» **Exercise aim**
Go through the material below and copy all lines with "subs".

============

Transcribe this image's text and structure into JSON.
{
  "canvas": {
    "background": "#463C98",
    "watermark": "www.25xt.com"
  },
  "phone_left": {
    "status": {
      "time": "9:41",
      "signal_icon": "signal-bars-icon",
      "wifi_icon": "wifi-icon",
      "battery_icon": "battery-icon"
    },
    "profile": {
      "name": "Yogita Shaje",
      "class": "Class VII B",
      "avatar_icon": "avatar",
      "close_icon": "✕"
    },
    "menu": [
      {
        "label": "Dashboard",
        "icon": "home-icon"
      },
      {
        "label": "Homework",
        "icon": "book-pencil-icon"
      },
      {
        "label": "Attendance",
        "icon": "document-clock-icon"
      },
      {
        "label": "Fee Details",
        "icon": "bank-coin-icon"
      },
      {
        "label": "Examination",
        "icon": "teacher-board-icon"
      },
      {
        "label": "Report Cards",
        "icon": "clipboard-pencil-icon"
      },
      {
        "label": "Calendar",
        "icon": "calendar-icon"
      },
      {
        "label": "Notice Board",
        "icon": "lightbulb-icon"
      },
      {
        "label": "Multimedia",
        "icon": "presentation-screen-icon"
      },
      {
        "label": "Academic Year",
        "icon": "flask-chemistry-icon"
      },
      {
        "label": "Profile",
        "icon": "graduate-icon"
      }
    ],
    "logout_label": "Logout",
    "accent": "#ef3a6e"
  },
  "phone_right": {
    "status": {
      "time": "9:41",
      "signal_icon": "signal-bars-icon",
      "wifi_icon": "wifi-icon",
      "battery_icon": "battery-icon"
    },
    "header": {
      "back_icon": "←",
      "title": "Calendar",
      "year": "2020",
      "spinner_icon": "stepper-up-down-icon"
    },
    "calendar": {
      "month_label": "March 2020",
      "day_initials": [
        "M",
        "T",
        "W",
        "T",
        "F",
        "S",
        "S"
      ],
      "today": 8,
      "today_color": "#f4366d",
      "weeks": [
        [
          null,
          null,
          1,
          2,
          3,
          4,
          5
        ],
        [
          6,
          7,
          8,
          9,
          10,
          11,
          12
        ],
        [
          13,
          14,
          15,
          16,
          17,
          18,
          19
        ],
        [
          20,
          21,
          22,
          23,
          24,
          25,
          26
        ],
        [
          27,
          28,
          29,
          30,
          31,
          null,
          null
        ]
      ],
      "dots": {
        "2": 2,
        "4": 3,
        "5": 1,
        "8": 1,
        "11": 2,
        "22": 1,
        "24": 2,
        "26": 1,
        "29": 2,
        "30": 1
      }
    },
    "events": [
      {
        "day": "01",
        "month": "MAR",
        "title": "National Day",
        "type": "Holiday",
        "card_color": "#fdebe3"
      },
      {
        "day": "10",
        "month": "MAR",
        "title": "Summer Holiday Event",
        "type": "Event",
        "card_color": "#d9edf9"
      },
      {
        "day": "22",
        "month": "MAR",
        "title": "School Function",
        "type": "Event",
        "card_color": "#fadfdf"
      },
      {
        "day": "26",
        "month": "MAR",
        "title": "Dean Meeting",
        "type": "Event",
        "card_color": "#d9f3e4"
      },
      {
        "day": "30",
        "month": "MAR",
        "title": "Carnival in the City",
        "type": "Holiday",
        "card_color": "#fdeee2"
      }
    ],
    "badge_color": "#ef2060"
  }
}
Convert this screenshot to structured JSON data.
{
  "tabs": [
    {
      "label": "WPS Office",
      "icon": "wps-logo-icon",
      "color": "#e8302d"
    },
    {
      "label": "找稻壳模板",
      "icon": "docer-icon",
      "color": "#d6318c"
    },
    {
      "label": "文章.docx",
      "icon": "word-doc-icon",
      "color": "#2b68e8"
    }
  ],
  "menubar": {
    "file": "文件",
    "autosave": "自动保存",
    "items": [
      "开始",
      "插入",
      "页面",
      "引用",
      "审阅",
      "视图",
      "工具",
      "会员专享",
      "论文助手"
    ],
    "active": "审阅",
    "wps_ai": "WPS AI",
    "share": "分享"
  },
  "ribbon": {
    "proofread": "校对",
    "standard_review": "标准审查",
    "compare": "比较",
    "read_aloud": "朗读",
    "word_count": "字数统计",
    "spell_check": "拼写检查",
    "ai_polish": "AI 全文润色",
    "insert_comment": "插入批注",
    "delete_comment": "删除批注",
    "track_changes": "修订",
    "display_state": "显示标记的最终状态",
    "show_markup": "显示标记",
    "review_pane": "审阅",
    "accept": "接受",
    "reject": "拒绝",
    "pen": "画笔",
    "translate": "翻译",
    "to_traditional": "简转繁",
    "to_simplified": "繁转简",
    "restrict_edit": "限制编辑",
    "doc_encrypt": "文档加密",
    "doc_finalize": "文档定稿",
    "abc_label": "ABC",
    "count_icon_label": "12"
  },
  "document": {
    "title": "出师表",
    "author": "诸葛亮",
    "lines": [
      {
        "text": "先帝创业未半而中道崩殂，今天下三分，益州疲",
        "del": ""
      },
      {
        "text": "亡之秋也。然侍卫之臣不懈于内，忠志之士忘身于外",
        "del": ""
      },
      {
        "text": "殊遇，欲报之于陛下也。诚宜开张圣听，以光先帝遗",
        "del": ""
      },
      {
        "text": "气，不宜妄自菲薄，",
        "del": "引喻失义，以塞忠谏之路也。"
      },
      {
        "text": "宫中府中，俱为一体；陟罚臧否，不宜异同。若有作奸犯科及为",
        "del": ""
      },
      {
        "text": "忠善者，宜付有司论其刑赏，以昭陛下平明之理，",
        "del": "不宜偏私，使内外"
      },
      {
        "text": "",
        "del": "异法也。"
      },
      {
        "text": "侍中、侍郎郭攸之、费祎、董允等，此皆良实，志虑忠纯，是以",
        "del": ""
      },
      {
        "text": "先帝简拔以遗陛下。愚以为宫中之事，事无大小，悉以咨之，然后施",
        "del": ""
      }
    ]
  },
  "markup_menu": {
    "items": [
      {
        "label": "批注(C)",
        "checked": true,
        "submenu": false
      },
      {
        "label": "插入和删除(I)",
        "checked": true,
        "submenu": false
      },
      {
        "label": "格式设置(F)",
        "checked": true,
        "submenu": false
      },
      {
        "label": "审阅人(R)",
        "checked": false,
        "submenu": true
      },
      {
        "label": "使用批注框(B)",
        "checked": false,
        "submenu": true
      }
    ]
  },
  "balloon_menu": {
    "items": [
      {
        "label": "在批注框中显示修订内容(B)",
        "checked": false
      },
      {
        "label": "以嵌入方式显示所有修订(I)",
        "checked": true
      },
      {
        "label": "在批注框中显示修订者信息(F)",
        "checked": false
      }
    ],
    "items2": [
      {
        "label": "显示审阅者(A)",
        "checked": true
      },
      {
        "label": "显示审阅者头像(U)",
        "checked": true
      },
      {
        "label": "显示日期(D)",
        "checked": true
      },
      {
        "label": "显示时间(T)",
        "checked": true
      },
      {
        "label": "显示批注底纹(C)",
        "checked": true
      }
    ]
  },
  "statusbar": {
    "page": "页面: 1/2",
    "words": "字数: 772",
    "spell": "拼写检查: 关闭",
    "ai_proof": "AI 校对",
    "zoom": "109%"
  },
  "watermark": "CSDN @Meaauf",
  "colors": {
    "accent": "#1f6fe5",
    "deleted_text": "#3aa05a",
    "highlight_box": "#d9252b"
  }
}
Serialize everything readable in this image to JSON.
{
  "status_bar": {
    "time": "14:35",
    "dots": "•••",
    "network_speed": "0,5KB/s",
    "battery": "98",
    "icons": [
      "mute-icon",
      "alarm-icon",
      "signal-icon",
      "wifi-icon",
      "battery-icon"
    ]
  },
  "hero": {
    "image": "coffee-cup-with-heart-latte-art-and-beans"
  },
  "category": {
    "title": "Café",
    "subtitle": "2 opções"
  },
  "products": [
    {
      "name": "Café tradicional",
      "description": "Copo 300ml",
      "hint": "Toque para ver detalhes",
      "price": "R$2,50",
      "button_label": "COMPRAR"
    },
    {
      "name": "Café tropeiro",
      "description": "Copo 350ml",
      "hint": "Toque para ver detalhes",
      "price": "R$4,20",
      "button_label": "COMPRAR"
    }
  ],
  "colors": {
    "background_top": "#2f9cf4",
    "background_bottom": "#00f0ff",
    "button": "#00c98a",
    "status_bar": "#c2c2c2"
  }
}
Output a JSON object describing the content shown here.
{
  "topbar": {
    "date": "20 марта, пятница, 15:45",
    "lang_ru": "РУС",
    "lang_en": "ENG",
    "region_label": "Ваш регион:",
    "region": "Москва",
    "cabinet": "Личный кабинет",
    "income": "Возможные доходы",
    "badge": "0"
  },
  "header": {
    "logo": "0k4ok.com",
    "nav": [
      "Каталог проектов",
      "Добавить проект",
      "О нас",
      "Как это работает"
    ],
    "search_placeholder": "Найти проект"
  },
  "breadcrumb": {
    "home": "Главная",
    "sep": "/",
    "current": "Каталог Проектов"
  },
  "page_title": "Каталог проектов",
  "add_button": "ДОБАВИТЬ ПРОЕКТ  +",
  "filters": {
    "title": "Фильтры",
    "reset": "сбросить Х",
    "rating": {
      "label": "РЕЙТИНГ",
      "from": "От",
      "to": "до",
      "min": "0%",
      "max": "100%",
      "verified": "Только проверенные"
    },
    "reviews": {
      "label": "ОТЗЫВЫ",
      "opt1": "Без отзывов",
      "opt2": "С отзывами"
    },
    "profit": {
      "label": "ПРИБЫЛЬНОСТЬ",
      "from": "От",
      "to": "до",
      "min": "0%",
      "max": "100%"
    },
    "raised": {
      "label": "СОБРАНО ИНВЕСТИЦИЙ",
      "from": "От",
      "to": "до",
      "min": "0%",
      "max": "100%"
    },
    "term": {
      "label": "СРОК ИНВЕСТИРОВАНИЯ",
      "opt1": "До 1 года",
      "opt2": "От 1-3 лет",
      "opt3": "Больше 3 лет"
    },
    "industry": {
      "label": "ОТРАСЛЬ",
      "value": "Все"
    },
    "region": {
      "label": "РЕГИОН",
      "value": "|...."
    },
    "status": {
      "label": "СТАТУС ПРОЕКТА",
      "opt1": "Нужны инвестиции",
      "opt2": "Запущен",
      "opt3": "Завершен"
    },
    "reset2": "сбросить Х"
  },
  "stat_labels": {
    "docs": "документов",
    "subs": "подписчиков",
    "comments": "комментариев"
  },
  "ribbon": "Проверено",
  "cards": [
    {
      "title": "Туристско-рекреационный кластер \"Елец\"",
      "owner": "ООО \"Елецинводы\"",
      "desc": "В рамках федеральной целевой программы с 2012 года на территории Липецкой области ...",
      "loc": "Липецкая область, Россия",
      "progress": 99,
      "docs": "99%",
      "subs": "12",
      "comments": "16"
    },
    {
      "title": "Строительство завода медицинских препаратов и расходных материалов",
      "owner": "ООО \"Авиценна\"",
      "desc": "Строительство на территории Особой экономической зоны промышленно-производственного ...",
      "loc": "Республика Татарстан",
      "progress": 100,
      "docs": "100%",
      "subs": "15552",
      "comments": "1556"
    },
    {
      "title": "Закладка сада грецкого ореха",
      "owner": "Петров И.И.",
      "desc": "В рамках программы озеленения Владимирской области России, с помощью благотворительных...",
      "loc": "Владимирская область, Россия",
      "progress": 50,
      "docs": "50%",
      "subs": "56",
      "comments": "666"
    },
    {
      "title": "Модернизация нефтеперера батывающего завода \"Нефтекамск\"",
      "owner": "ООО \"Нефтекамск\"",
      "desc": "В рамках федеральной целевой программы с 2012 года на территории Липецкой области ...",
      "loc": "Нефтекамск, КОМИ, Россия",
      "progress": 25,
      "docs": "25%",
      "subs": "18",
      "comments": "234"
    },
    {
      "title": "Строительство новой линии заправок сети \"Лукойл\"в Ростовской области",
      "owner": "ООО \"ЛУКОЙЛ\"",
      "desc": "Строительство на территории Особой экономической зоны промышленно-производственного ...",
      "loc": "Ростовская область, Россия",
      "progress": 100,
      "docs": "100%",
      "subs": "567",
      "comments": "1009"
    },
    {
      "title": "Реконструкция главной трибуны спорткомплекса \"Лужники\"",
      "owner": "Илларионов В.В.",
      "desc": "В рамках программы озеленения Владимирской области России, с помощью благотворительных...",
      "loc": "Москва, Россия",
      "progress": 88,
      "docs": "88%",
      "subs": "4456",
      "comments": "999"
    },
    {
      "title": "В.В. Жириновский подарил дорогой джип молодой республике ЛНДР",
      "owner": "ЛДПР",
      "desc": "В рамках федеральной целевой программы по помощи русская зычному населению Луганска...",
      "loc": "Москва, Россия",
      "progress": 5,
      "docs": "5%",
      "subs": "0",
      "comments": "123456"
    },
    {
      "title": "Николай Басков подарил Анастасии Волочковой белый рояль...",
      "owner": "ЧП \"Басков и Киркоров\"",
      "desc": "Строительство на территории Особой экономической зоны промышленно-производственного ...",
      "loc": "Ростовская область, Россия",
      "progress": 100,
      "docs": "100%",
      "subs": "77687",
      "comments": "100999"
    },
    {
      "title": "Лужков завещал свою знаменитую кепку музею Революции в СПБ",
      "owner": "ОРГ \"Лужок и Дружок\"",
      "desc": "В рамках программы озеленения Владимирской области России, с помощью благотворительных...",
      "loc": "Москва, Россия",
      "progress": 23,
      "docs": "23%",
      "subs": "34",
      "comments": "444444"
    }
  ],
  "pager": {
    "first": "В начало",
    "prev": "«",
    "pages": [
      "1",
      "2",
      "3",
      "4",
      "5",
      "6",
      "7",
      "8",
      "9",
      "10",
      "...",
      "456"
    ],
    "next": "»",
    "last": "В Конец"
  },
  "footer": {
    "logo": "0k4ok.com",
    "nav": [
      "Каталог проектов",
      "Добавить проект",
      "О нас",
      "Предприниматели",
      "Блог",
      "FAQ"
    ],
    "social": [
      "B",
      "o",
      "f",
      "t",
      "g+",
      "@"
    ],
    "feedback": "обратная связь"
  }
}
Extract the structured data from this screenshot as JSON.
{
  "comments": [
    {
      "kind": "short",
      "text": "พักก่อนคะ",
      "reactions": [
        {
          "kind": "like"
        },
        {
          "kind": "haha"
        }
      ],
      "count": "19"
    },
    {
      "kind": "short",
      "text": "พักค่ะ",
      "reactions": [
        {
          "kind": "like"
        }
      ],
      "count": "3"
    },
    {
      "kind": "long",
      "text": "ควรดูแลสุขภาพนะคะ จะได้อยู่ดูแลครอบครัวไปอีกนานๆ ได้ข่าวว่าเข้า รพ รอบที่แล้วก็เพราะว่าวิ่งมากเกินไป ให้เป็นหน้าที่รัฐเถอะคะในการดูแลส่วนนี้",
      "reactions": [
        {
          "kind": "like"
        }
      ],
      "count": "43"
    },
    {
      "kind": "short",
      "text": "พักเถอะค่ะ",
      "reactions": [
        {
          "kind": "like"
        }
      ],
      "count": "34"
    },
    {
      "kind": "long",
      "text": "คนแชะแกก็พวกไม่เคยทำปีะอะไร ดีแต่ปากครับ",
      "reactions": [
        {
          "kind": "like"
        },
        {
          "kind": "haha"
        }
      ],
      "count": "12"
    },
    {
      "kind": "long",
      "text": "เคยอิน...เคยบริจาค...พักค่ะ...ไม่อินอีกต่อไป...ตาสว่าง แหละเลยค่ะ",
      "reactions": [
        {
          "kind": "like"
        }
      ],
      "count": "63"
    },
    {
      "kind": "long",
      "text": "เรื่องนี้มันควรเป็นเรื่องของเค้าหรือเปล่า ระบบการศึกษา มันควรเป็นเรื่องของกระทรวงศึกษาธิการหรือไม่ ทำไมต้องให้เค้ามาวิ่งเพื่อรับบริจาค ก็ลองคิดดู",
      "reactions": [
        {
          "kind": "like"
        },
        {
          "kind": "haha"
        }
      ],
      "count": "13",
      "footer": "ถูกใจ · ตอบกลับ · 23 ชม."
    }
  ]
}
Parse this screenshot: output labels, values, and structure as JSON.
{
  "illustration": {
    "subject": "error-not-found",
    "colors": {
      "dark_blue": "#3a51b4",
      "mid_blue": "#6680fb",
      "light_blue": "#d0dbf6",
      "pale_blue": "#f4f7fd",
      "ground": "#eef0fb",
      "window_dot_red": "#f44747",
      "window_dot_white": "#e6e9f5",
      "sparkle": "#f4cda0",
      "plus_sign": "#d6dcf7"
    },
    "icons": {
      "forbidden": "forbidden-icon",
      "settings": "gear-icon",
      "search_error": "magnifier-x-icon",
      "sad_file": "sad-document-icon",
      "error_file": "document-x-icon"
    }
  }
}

============

» **The reply**
    "subs": "подписчиков",
      "subs": "12",
      "subs": "15552",
      "subs": "56",
      "subs": "18",
      "subs": "567",
      "subs": "4456",
      "subs": "0",
      "subs": "77687",
      "subs": "34",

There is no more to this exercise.